• **The exercise**: Each line that includes the string "amigos" counts once; give the total and nothing else.

• **Provided material**:
=-=-=

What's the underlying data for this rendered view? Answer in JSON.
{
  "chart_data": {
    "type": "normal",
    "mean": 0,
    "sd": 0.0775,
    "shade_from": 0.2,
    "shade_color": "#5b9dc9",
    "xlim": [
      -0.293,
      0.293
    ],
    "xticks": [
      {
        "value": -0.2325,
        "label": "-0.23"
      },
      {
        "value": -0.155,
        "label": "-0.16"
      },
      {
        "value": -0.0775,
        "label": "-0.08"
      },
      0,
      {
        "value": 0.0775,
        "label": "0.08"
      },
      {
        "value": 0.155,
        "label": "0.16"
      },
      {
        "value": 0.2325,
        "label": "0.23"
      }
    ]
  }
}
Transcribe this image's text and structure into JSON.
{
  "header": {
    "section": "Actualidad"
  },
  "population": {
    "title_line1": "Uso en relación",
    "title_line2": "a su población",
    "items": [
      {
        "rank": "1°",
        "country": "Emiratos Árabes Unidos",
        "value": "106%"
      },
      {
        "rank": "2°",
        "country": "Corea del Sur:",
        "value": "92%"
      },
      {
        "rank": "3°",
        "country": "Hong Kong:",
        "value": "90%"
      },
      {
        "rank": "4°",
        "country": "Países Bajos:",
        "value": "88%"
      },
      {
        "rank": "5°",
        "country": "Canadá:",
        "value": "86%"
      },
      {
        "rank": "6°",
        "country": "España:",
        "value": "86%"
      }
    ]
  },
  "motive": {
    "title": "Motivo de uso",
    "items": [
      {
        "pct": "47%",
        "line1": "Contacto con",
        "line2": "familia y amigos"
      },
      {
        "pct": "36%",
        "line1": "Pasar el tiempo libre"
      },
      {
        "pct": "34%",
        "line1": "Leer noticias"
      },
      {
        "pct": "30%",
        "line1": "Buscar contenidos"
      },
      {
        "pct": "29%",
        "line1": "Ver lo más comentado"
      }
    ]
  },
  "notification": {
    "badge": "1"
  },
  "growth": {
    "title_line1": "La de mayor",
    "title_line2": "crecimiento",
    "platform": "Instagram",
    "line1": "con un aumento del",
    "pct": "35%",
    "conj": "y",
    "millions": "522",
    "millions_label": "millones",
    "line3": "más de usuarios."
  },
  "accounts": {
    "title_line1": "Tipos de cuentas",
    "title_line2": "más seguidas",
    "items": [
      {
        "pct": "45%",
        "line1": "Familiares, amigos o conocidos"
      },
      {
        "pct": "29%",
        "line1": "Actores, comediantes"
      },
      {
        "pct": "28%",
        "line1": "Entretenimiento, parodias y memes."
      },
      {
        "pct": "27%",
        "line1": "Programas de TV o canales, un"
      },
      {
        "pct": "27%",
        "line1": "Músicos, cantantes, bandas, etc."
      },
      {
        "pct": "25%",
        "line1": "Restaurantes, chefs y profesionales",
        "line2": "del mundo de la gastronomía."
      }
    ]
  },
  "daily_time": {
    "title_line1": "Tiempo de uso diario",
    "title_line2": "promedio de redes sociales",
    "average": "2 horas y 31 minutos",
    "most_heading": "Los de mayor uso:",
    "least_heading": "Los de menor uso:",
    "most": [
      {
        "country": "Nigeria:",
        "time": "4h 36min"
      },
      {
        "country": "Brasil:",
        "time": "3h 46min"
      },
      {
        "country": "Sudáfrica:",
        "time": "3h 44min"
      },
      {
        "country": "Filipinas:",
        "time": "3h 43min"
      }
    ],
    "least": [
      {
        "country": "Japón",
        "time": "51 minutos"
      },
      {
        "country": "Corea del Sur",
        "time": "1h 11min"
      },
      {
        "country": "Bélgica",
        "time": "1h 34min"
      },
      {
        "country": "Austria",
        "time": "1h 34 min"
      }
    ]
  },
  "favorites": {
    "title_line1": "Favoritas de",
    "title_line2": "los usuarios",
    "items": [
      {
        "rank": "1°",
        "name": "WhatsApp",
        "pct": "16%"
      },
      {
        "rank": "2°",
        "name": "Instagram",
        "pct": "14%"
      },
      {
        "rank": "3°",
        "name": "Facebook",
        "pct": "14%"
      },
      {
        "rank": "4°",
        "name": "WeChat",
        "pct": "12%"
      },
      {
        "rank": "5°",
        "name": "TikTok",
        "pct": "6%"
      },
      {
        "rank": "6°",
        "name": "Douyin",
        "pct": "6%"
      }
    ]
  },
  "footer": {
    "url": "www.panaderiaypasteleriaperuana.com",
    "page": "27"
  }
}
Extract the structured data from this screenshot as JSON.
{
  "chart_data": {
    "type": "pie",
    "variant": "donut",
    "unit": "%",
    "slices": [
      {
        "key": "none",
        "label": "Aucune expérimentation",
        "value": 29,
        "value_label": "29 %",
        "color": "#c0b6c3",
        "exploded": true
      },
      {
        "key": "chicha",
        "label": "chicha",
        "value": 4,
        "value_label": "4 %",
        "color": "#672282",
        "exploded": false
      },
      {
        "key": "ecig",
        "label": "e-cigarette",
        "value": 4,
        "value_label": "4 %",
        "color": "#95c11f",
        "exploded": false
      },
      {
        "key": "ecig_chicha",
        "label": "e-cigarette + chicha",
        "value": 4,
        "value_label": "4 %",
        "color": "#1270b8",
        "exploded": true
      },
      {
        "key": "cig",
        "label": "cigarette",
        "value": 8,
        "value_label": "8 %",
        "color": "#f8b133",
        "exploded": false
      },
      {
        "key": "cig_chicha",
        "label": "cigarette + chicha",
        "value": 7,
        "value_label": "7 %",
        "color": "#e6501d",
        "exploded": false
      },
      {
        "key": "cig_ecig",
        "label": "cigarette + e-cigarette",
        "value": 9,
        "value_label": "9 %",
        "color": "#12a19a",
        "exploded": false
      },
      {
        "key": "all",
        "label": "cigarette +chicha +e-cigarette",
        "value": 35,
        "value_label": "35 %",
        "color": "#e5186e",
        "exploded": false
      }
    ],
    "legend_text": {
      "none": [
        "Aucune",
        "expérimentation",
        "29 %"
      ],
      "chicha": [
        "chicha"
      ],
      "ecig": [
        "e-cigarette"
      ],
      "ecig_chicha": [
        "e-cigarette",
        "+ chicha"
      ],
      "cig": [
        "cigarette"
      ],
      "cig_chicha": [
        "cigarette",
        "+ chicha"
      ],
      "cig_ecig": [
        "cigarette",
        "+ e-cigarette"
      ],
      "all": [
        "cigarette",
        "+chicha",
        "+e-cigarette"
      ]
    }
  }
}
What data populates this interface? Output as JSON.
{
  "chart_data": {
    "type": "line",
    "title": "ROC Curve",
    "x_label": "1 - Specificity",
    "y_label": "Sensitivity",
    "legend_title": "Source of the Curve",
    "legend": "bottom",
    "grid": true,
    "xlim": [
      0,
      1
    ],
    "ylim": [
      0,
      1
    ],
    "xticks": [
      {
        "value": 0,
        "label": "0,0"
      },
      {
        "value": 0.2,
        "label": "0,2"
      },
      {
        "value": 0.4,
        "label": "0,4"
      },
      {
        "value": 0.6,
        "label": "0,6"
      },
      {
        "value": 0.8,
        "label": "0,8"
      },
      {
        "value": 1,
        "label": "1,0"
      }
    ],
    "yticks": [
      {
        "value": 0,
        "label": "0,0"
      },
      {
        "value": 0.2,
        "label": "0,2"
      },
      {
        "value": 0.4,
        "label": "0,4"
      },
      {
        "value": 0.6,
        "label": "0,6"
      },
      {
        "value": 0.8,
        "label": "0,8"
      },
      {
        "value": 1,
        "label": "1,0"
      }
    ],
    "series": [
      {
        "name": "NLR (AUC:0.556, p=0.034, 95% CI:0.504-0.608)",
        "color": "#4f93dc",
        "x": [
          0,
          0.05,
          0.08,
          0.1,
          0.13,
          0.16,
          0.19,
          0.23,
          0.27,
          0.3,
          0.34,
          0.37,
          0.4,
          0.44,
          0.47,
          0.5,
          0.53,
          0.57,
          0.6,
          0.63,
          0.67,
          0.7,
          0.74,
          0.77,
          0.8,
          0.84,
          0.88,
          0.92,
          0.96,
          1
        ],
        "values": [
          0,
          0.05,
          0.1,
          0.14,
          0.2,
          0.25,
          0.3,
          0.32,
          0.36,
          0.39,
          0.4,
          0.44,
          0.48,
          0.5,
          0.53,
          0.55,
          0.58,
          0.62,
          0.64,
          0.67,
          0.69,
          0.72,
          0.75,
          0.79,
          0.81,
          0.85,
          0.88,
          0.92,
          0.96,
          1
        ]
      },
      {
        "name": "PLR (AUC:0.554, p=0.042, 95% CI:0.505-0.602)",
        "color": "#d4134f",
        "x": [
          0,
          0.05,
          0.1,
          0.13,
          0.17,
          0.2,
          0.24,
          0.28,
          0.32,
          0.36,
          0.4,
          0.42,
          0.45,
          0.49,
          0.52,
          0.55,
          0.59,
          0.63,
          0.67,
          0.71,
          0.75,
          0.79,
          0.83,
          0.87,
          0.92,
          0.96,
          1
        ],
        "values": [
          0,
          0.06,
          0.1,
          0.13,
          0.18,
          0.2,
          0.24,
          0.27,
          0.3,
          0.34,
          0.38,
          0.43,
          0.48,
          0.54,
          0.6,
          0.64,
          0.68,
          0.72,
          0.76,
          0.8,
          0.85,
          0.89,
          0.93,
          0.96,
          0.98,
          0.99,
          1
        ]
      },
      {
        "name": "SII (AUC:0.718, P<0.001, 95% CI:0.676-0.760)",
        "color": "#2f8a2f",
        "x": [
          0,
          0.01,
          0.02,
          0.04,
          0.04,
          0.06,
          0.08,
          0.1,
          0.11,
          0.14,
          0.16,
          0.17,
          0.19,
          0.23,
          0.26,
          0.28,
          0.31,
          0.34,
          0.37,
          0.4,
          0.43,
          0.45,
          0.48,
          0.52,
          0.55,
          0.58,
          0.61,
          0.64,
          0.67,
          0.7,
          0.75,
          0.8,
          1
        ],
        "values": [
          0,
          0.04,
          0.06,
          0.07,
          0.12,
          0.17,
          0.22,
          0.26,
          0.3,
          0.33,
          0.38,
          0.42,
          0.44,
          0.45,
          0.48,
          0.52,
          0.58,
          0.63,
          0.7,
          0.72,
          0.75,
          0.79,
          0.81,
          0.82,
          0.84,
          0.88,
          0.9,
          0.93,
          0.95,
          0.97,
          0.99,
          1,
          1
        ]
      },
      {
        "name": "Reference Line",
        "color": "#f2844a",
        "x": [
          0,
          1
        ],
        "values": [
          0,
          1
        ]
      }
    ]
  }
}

=-=-=

• **Correct answer**: 2